EXERCISE BRIEF:
Omitting all pictures, print the lines of the listing from the one containing "What text is on this page?" through the final line, both ends included, with no other text.

LISTING:
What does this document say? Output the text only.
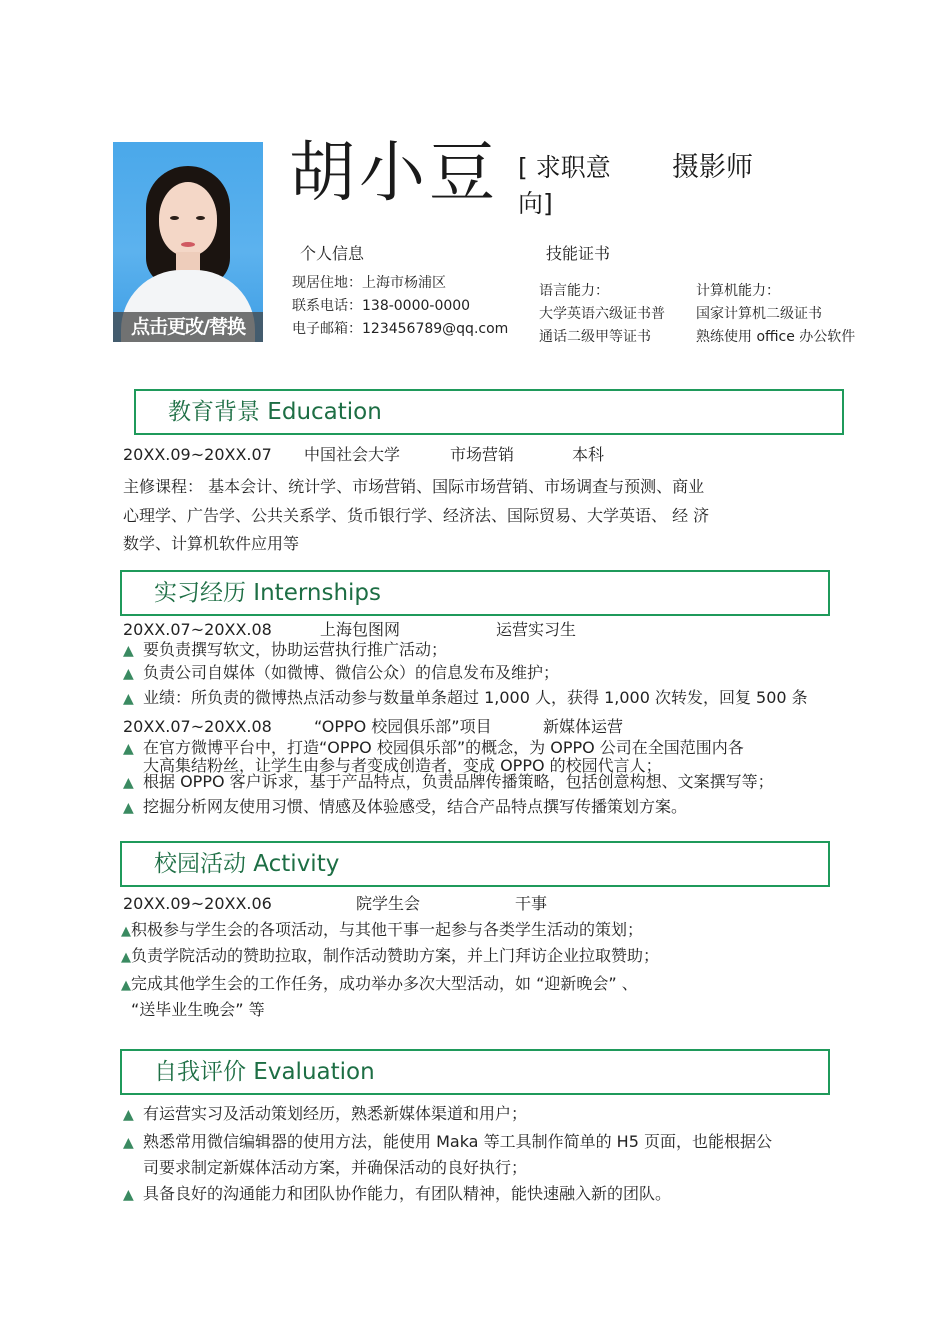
点击更改/替换
胡小豆 [ 求职意向]
摄影师
个人信息	技能证书
现居住地：上海市杨浦区
联系电话：138-0000-0000
电子邮箱：123456789@qq.com
语言能力：
大学英语六级证书普
通话二级甲等证书
计算机能力：
国家计算机二级证书
熟练使用 office 办公软件
教育背景 Education
20XX.09~20XX.07 中国社会大学	市场营销	本科
主修课程： 基本会计、统计学、市场营销、国际市场营销、市场调查与预测、商业
心理学、广告学、公共关系学、货币银行学、经济法、国际贸易、大学英语、 经 济
数学、计算机软件应用等
实习经历 Internships
20XX.07~20XX.08	上海包图网	运营实习生
▲ 要负责撰写软文，协助运营执行推广活动；
▲ 负责公司自媒体（如微博、微信公众）的信息发布及维护；
▲ 业绩：所负责的微博热点活动参与数量单条超过 1,000 人，获得 1,000 次转发，回复 500 条
20XX.07~20XX.08	“OPPO 校园俱乐部”项目	新媒体运营
▲ 在官方微博平台中，打造“OPPO 校园俱乐部”的概念，为 OPPO 公司在全国范围内各
大高集结粉丝，让学生由参与者变成创造者，变成 OPPO 的校园代言人；
▲ 根据 OPPO 客户诉求，基于产品特点，负责品牌传播策略，包括创意构想、文案撰写等；
▲ 挖掘分析网友使用习惯、情感及体验感受，结合产品特点撰写传播策划方案。
校园活动 Activity
20XX.09~20XX.06	院学生会	干事
▲积极参与学生会的各项活动，与其他干事一起参与各类学生活动的策划；
▲负责学院活动的赞助拉取，制作活动赞助方案，并上门拜访企业拉取赞助；
▲完成其他学生会的工作任务，成功举办多次大型活动，如 “迎新晚会” 、
“送毕业生晚会” 等
自我评价 Evaluation
▲ 有运营实习及活动策划经历，熟悉新媒体渠道和用户；
▲ 熟悉常用微信编辑器的使用方法，能使用 Maka 等工具制作简单的 H5 页面，也能根据公
司要求制定新媒体活动方案，并确保活动的良好执行；
▲ 具备良好的沟通能力和团队协作能力，有团队精神，能快速融入新的团队。
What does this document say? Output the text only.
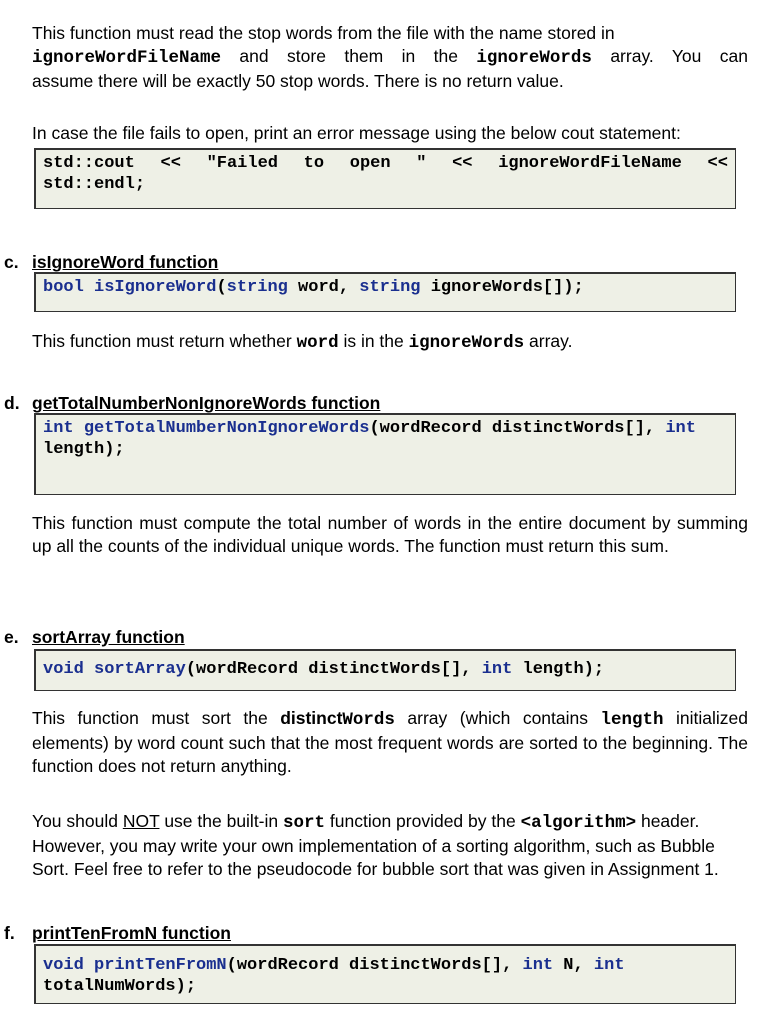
This function must read the stop words from the file with the name stored in
ignoreWordFileName and store them in the ignoreWords array. You can
assume there will be exactly 50 stop words. There is no return value.
In case the file fails to open, print an error message using the below cout statement:
std::cout << "Failed to open " << ignoreWordFileName <<
std::endl;
c. isIgnoreWord function
bool isIgnoreWord(string word, string ignoreWords[]);
This function must return whether word is in the ignoreWords array.
d. getTotalNumberNonIgnoreWords function
int getTotalNumberNonIgnoreWords(wordRecord distinctWords[], int
length);
This function must compute the total number of words in the entire document by summing up all the counts of the individual unique words. The function must return this sum.
e. sortArray function
void sortArray(wordRecord distinctWords[], int length);
This function must sort the distinctWords array (which contains length initialized elements) by word count such that the most frequent words are sorted to the beginning. The function does not return anything.
You should NOT use the built-in sort function provided by the <algorithm> header.
However, you may write your own implementation of a sorting algorithm, such as Bubble
Sort. Feel free to refer to the pseudocode for bubble sort that was given in Assignment 1.
f. printTenFromN function
void printTenFromN(wordRecord distinctWords[], int N, int
totalNumWords);
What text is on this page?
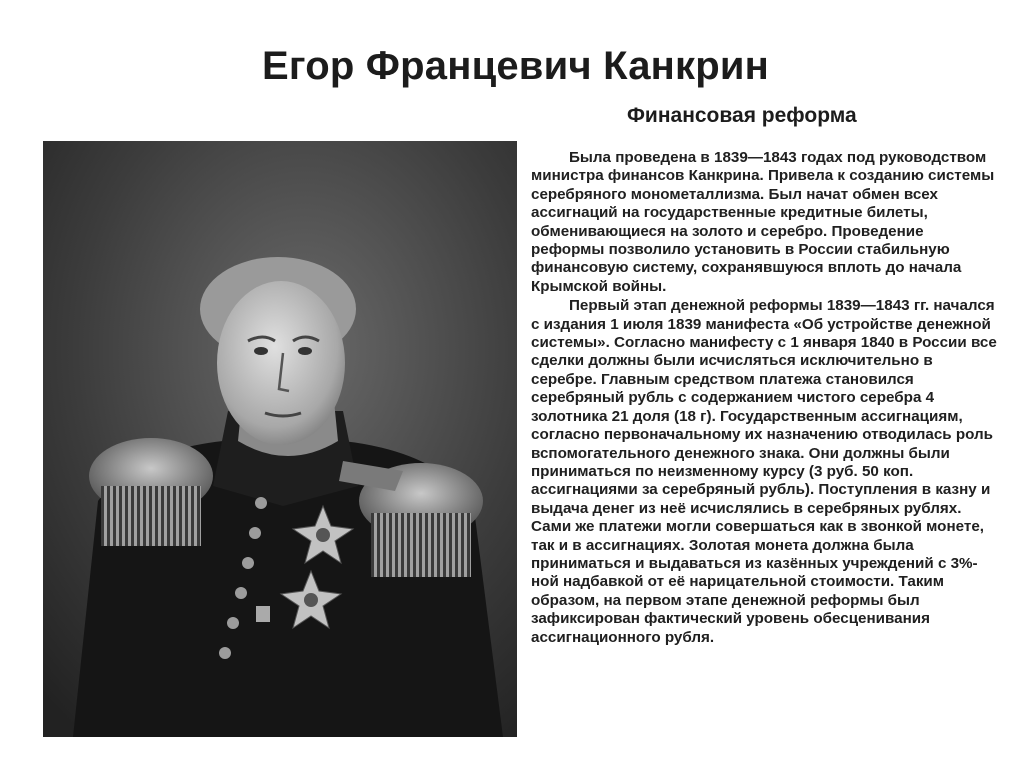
Егор Францевич Канкрин
Финансовая реформа

Была проведена в 1839—1843 годах под руководством министра финансов Канкрина. Привела к созданию системы серебряного монометаллизма. Был начат обмен всех ассигнаций на государственные кредитные билеты, обменивающиеся на золото и серебро. Проведение реформы позволило установить в России стабильную финансовую систему, сохранявшуюся вплоть до начала Крымской войны.

Первый этап денежной реформы 1839—1843 гг. начался с издания 1 июля 1839 манифеста «Об устройстве денежной системы». Согласно манифесту с 1 января 1840 в России все сделки должны были исчисляться исключительно в серебре. Главным средством платежа становился серебряный рубль с содержанием чистого серебра 4 золотника 21 доля (18 г). Государственным ассигнациям, согласно первоначальному их назначению отводилась роль вспомогательного денежного знака. Они должны были приниматься по неизменному курсу (3 руб. 50 коп. ассигнациями за серебряный рубль). Поступления в казну и выдача денег из неё исчислялись в серебряных рублях. Сами же платежи могли совершаться как в звонкой монете, так и в ассигнациях. Золотая монета должна была приниматься и выдаваться из казённых учреждений с 3%-ной надбавкой от её нарицательной стоимости. Таким образом, на первом этапе денежной реформы был зафиксирован фактический уровень обесценивания ассигнационного рубля.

EXERCISE SOLUTION:
What text is on this page?
Егор Францевич Канкрин
Финансовая реформа

Была проведена в 1839—1843 годах под руководством министра финансов Канкрина. Привела к созданию системы серебряного монометаллизма. Был начат обмен всех ассигнаций на государственные кредитные билеты, обменивающиеся на золото и серебро. Проведение реформы позволило установить в России стабильную финансовую систему, сохранявшуюся вплоть до начала Крымской войны.

Первый этап денежной реформы 1839—1843 гг. начался с издания 1 июля 1839 манифеста «Об устройстве денежной системы». Согласно манифесту с 1 января 1840 в России все сделки должны были исчисляться исключительно в серебре. Главным средством платежа становился серебряный рубль с содержанием чистого серебра 4 золотника 21 доля (18 г). Государственным ассигнациям, согласно первоначальному их назначению отводилась роль вспомогательного денежного знака. Они должны были приниматься по неизменному курсу (3 руб. 50 коп. ассигнациями за серебряный рубль). Поступления в казну и выдача денег из неё исчислялись в серебряных рублях. Сами же платежи могли совершаться как в звонкой монете, так и в ассигнациях. Золотая монета должна была приниматься и выдаваться из казённых учреждений с 3%-ной надбавкой от её нарицательной стоимости. Таким образом, на первом этапе денежной реформы был зафиксирован фактический уровень обесценивания ассигнационного рубля.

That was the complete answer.